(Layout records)

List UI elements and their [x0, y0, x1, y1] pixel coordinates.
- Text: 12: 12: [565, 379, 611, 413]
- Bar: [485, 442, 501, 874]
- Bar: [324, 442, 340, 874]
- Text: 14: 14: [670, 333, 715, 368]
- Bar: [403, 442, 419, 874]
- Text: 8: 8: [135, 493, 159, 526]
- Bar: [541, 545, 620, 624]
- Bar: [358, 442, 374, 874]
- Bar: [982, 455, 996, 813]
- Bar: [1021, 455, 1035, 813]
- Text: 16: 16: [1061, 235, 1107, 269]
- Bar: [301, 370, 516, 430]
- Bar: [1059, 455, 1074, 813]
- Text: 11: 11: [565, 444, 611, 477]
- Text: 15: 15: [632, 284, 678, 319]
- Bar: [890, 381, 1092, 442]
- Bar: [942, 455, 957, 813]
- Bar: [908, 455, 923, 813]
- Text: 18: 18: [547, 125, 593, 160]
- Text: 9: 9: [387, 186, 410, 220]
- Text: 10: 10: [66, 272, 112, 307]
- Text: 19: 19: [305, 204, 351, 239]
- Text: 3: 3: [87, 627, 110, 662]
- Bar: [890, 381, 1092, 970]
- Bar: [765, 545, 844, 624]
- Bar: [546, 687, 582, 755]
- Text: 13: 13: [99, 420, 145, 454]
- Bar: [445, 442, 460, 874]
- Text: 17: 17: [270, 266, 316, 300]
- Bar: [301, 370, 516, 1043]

◆ **Required task**
Show every line above that contains the word "elements", copying each one in full. Case counts.

◆ **The output**
List UI elements and their [x0, y0, x1, y1] pixel coordinates.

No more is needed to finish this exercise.